— start —

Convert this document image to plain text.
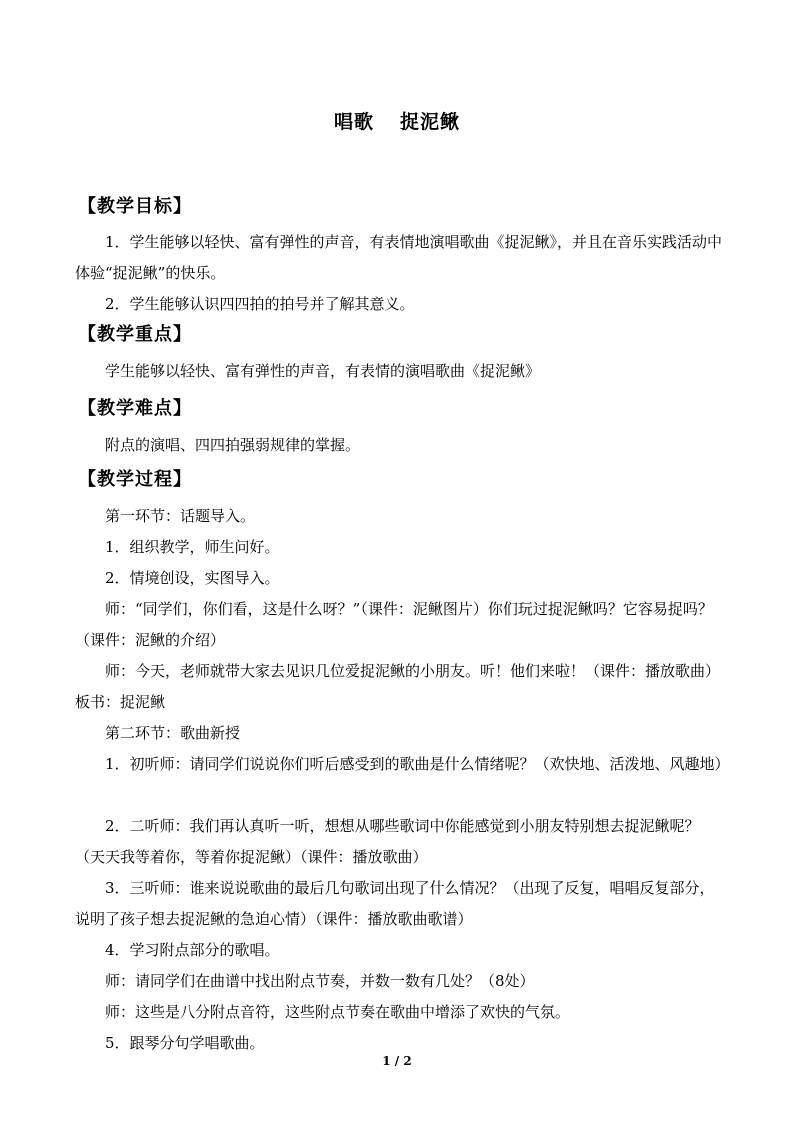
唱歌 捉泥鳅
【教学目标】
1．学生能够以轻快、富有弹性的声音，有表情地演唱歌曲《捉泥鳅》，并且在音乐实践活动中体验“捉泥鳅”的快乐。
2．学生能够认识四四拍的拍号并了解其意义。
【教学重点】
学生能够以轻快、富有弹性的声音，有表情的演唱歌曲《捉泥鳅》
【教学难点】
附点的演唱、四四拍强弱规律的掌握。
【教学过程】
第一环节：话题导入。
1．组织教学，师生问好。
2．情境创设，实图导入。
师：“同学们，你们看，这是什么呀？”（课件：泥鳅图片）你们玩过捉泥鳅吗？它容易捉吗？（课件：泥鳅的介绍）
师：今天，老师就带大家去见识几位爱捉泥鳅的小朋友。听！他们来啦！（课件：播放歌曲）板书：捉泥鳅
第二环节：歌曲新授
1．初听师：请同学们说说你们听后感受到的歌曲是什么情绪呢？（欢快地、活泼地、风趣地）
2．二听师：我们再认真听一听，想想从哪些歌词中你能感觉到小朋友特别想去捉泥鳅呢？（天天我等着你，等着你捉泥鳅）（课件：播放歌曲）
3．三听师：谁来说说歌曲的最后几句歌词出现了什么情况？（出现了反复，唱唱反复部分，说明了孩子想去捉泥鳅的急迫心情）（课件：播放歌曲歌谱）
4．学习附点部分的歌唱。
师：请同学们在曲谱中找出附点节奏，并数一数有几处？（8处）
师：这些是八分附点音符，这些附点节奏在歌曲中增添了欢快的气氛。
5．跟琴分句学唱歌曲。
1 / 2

— end —

**AIM:**
Pictures are to be left out; all else in the entries above is to be quoted exactly.

**ANSWER FOR THIS EXERCISE:**
Convert this document image to plain text.
唱歌 捉泥鳅
【教学目标】
1．学生能够以轻快、富有弹性的声音，有表情地演唱歌曲《捉泥鳅》，并且在音乐实践活动中体验“捉泥鳅”的快乐。
2．学生能够认识四四拍的拍号并了解其意义。
【教学重点】
学生能够以轻快、富有弹性的声音，有表情的演唱歌曲《捉泥鳅》
【教学难点】
附点的演唱、四四拍强弱规律的掌握。
【教学过程】
第一环节：话题导入。
1．组织教学，师生问好。
2．情境创设，实图导入。
师：“同学们，你们看，这是什么呀？”（课件：泥鳅图片）你们玩过捉泥鳅吗？它容易捉吗？（课件：泥鳅的介绍）
师：今天，老师就带大家去见识几位爱捉泥鳅的小朋友。听！他们来啦！（课件：播放歌曲）板书：捉泥鳅
第二环节：歌曲新授
1．初听师：请同学们说说你们听后感受到的歌曲是什么情绪呢？（欢快地、活泼地、风趣地）
2．二听师：我们再认真听一听，想想从哪些歌词中你能感觉到小朋友特别想去捉泥鳅呢？（天天我等着你，等着你捉泥鳅）（课件：播放歌曲）
3．三听师：谁来说说歌曲的最后几句歌词出现了什么情况？（出现了反复，唱唱反复部分，说明了孩子想去捉泥鳅的急迫心情）（课件：播放歌曲歌谱）
4．学习附点部分的歌唱。
师：请同学们在曲谱中找出附点节奏，并数一数有几处？（8处）
师：这些是八分附点音符，这些附点节奏在歌曲中增添了欢快的气氛。
5．跟琴分句学唱歌曲。
1 / 2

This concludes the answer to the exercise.